> _PROMPT_
Give an exact transcription of every line, dropping the images.

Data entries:
+++
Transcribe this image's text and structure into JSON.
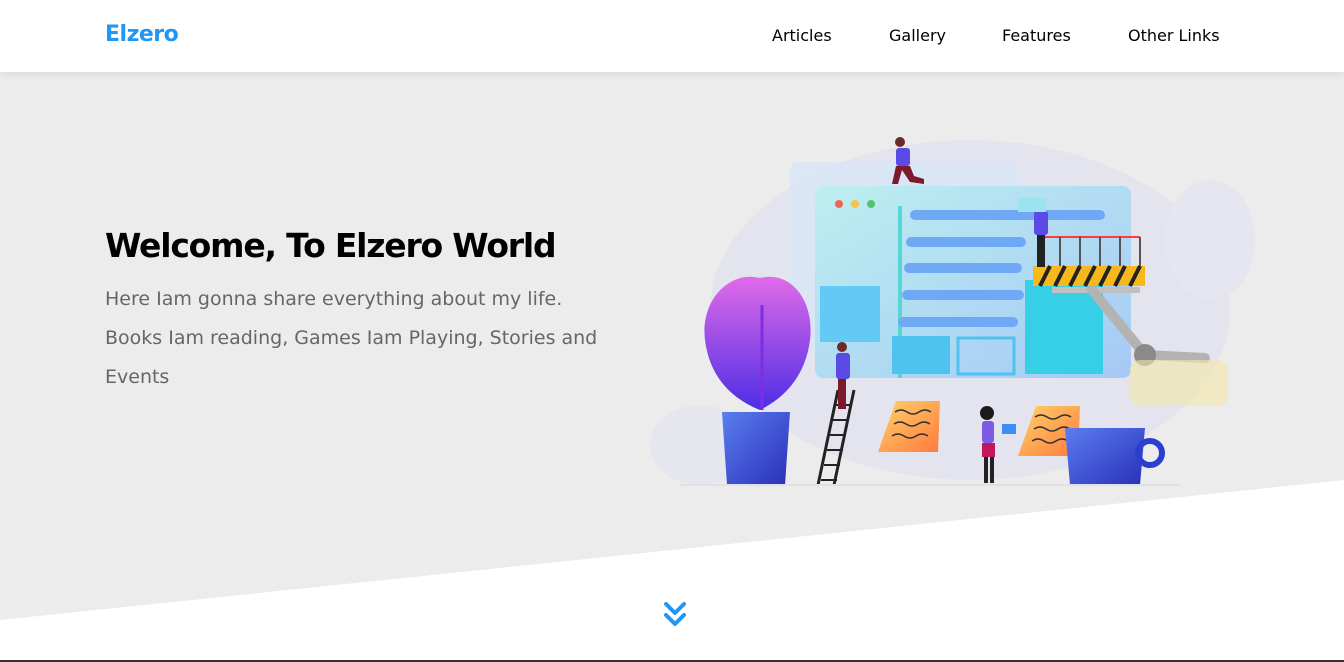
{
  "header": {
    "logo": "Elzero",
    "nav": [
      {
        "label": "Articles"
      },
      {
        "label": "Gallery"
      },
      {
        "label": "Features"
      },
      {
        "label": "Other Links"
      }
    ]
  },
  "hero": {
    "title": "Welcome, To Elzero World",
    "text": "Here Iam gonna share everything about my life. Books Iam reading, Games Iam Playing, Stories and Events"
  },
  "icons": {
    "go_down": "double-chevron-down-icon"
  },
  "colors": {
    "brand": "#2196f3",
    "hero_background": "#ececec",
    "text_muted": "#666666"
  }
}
+++
> _EXPECTED OUTPUT_
Transcribe this image's text and structure into JSON.
{
  "header": {
    "logo": "Elzero",
    "nav": [
      {
        "label": "Articles"
      },
      {
        "label": "Gallery"
      },
      {
        "label": "Features"
      },
      {
        "label": "Other Links"
      }
    ]
  },
  "hero": {
    "title": "Welcome, To Elzero World",
    "text": "Here Iam gonna share everything about my life. Books Iam reading, Games Iam Playing, Stories and Events"
  },
  "icons": {
    "go_down": "double-chevron-down-icon"
  },
  "colors": {
    "brand": "#2196f3",
    "hero_background": "#ececec",
    "text_muted": "#666666"
  }
}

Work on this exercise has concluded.